- [To be done]: Count the lines in the data below where the string "Prusiae" occurs, please, and give the number alone.
◇ ◇ ◇ ◇ ◇ ◇ ◇
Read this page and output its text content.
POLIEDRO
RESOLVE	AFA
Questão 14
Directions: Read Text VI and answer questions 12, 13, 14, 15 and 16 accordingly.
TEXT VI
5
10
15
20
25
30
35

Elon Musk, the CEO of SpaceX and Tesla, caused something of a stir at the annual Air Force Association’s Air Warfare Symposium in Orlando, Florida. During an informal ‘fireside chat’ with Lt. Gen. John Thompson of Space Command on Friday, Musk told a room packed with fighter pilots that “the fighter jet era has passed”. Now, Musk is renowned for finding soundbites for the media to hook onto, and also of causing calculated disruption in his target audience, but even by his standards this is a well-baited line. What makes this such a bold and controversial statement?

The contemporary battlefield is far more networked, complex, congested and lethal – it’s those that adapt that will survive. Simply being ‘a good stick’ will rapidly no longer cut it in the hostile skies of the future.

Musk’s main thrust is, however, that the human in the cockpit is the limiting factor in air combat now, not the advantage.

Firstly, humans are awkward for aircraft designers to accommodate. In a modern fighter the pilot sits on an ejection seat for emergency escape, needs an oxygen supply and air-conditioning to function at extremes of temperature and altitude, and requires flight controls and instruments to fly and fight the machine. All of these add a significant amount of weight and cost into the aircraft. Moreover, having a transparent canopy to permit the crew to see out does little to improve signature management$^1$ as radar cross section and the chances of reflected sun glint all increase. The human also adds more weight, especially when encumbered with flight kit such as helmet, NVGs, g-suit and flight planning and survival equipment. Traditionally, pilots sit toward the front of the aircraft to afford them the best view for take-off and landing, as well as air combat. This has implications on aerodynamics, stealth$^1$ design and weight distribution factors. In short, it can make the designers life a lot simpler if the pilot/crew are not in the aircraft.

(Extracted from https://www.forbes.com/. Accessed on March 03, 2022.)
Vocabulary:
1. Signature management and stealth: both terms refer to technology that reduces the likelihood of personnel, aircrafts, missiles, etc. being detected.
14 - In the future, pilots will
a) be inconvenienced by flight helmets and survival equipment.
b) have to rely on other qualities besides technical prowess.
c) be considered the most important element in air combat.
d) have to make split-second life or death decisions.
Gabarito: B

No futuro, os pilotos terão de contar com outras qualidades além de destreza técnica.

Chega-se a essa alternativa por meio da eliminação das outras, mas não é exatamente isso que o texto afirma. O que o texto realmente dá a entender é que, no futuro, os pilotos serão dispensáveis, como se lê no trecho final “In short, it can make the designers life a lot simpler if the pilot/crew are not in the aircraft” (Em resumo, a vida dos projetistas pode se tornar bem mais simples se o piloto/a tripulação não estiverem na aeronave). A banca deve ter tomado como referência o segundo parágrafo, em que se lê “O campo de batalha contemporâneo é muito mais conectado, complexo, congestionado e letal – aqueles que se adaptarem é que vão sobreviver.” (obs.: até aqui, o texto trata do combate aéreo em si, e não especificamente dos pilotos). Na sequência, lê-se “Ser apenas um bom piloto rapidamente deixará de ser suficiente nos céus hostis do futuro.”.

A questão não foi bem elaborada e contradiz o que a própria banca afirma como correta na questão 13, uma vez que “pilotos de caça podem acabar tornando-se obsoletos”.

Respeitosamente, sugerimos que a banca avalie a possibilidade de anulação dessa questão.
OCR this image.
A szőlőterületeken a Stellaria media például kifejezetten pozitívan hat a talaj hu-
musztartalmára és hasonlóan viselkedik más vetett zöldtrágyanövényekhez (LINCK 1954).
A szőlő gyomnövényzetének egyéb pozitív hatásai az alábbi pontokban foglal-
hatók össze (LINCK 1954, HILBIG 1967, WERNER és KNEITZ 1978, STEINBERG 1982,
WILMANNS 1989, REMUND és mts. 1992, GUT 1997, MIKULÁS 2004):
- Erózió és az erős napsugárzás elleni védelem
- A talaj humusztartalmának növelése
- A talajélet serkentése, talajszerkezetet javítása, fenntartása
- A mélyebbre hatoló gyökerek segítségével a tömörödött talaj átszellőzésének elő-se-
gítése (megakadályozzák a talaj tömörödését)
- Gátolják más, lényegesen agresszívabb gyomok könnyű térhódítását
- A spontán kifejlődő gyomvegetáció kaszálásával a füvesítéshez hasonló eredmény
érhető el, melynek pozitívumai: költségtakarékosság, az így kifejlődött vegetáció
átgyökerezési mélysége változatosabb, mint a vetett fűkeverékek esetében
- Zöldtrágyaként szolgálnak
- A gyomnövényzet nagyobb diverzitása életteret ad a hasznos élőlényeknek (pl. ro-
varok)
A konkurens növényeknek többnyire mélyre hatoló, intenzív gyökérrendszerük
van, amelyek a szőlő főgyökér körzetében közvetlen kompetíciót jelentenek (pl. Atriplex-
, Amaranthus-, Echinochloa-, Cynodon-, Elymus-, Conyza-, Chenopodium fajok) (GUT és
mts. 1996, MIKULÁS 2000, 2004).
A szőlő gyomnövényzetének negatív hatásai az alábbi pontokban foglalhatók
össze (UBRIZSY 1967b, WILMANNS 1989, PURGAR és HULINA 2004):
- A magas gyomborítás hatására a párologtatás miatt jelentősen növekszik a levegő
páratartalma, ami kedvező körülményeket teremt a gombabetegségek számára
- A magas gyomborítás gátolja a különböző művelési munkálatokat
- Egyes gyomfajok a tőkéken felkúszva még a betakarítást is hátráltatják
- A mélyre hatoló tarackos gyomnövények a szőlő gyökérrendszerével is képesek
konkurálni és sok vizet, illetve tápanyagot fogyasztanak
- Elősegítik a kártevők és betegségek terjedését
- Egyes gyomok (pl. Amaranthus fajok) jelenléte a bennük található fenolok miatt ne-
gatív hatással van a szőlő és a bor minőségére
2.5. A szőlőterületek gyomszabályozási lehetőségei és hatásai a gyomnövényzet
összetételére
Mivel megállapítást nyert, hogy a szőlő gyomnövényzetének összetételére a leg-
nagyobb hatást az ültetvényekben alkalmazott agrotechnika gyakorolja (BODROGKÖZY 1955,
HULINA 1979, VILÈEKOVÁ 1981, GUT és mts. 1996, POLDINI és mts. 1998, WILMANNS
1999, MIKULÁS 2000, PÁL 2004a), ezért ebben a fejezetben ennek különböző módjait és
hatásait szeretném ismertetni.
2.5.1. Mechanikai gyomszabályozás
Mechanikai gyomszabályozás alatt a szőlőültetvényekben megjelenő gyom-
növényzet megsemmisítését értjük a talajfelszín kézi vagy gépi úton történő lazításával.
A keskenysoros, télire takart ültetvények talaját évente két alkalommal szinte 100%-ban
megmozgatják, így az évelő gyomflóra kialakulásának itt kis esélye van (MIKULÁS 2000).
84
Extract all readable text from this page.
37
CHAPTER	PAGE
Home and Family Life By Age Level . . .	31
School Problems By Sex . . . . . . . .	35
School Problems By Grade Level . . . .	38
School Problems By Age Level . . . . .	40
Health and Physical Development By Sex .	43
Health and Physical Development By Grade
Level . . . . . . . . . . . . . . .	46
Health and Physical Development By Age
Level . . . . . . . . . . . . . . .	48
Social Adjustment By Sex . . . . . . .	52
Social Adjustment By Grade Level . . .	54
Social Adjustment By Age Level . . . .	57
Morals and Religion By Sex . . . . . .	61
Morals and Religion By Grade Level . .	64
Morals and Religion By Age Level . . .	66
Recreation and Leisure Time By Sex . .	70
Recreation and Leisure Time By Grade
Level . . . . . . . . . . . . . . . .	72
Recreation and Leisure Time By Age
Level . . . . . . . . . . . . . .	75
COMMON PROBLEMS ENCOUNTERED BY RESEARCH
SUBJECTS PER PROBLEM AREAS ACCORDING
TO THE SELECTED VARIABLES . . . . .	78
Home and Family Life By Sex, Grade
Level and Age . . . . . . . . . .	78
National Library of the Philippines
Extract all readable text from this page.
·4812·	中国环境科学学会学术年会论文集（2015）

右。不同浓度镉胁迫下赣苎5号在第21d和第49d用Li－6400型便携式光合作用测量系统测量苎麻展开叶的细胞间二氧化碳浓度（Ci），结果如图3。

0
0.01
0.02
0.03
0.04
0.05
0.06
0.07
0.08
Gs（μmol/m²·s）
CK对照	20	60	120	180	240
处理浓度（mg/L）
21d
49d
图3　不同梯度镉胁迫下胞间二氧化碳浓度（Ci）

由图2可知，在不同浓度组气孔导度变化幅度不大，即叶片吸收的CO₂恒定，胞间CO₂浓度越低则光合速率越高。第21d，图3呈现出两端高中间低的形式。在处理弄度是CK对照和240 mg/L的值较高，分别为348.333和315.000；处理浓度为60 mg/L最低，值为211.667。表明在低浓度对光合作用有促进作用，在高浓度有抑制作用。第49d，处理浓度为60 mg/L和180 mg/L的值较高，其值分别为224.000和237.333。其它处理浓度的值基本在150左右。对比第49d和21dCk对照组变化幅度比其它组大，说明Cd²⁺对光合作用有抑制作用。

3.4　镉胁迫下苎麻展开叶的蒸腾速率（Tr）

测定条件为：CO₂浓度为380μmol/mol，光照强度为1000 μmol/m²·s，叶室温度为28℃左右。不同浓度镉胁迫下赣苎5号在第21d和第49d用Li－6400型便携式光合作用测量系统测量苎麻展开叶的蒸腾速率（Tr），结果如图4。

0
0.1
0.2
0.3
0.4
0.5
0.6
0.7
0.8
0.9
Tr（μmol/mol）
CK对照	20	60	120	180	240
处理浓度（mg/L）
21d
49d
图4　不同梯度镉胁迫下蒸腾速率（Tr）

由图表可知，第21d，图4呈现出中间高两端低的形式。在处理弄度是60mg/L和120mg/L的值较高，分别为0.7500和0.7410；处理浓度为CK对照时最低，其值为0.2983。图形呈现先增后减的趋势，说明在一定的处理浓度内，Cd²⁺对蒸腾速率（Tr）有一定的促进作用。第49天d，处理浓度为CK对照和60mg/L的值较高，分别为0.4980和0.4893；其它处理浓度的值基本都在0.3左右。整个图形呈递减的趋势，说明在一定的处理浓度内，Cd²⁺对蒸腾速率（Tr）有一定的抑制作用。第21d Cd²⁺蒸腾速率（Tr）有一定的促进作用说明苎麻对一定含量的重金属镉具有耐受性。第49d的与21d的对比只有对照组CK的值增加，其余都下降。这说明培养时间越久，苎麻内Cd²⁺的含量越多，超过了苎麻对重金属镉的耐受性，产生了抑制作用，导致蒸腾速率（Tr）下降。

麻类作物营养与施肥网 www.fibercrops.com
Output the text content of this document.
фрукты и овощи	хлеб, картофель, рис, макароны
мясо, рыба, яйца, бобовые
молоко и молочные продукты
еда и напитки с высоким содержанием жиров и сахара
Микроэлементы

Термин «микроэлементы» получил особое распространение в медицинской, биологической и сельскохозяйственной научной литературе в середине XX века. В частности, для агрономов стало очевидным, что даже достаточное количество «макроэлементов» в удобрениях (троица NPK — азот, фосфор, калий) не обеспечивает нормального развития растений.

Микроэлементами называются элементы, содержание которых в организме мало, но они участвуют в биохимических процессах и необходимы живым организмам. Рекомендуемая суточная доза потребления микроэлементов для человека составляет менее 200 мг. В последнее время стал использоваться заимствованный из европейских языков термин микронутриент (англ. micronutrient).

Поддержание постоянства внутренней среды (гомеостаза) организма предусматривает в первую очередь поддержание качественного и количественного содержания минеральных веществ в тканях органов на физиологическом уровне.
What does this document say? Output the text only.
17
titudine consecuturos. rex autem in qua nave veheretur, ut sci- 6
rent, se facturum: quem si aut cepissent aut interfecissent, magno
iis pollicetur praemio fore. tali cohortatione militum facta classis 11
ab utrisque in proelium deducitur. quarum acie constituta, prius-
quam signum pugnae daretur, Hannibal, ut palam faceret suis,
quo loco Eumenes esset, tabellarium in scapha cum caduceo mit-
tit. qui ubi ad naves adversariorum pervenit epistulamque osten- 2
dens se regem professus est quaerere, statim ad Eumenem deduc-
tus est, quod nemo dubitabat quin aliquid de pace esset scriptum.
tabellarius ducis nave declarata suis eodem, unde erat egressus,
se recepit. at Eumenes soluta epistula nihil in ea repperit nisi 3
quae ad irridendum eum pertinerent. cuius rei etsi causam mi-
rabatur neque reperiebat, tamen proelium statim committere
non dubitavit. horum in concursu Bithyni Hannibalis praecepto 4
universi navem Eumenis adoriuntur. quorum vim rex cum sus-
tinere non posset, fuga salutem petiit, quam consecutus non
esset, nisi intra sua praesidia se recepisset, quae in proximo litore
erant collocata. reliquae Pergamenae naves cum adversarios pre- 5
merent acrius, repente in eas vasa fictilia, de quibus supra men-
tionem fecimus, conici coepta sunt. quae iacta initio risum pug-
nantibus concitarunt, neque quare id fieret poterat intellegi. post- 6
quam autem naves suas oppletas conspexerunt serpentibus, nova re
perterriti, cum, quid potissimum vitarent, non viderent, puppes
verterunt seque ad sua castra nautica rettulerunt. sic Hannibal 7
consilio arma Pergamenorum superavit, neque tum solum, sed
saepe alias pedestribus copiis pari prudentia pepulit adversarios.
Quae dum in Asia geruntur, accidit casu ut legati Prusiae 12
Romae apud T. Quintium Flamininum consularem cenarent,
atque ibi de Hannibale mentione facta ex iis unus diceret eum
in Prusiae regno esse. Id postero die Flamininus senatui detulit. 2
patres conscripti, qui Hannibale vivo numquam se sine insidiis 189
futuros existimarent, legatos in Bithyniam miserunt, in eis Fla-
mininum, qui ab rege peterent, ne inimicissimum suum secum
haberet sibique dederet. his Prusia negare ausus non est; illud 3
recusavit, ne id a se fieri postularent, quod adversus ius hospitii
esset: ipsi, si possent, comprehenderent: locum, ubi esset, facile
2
◇ ◇ ◇ ◇ ◇ ◇ ◇
- [Result below]: 2